Dataset entries on figures
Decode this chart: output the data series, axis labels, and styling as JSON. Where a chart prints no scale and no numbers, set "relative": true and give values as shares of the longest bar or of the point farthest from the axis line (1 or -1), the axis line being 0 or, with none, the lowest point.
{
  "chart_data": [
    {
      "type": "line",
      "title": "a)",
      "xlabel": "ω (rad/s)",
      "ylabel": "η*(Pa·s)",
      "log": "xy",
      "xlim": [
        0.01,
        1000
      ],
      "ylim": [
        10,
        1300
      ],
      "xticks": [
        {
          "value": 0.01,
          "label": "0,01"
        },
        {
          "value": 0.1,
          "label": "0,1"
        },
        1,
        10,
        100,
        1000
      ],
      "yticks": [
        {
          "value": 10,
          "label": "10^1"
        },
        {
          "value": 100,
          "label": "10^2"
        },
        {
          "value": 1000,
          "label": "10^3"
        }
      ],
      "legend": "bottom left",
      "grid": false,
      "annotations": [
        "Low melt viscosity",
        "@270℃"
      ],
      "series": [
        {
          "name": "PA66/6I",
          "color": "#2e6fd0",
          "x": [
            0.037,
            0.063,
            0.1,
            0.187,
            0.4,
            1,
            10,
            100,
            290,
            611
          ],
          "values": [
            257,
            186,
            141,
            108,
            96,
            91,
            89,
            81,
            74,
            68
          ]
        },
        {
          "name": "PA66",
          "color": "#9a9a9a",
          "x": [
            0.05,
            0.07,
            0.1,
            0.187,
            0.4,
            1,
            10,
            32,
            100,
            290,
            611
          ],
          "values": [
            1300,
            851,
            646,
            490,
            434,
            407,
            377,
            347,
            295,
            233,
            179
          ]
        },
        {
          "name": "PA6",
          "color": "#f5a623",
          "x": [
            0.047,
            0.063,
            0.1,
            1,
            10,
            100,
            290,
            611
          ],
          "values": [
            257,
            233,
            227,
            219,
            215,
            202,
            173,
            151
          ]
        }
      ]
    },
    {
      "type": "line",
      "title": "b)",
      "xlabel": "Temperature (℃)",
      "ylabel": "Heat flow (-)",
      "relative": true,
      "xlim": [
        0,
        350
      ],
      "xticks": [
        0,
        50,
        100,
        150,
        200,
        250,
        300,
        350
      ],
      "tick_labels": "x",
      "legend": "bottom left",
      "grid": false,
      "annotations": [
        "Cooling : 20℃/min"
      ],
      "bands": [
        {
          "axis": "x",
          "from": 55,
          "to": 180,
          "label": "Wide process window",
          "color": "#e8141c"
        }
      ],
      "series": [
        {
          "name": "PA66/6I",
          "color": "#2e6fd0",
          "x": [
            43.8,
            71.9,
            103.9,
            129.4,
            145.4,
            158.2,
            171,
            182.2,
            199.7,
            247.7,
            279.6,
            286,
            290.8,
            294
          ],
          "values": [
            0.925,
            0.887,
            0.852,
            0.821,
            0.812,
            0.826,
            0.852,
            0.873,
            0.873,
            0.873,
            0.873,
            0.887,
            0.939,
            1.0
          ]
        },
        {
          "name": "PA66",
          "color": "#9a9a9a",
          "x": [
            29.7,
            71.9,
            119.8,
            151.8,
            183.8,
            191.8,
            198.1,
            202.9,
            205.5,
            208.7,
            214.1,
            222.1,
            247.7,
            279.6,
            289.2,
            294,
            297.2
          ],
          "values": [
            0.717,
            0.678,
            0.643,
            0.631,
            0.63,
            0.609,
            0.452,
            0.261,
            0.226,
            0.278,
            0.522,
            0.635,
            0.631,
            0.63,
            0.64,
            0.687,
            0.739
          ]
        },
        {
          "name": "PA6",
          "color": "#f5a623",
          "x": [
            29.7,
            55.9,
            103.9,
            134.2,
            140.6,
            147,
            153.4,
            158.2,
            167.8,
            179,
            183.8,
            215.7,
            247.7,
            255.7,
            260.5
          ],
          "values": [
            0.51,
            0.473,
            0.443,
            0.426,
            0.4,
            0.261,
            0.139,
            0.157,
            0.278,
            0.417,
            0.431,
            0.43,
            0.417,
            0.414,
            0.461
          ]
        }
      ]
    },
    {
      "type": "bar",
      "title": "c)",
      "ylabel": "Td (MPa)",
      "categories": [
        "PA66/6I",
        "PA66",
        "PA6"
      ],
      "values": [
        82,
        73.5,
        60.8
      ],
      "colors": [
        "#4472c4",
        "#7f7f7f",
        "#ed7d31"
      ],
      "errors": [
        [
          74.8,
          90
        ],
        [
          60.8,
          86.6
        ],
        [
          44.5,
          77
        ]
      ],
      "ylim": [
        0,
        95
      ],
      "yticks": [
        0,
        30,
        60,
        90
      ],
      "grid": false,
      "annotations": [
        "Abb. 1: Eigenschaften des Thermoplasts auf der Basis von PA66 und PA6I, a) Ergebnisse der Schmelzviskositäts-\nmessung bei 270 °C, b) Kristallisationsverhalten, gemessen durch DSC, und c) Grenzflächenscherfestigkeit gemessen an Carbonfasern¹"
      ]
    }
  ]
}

▸ Objective
Find the word "ylabel" in the data and show each line that holds it.

▸ Result for this task
      "ylabel": "η*(Pa·s)",
      "ylabel": "Heat flow (-)",
      "ylabel": "Td (MPa)",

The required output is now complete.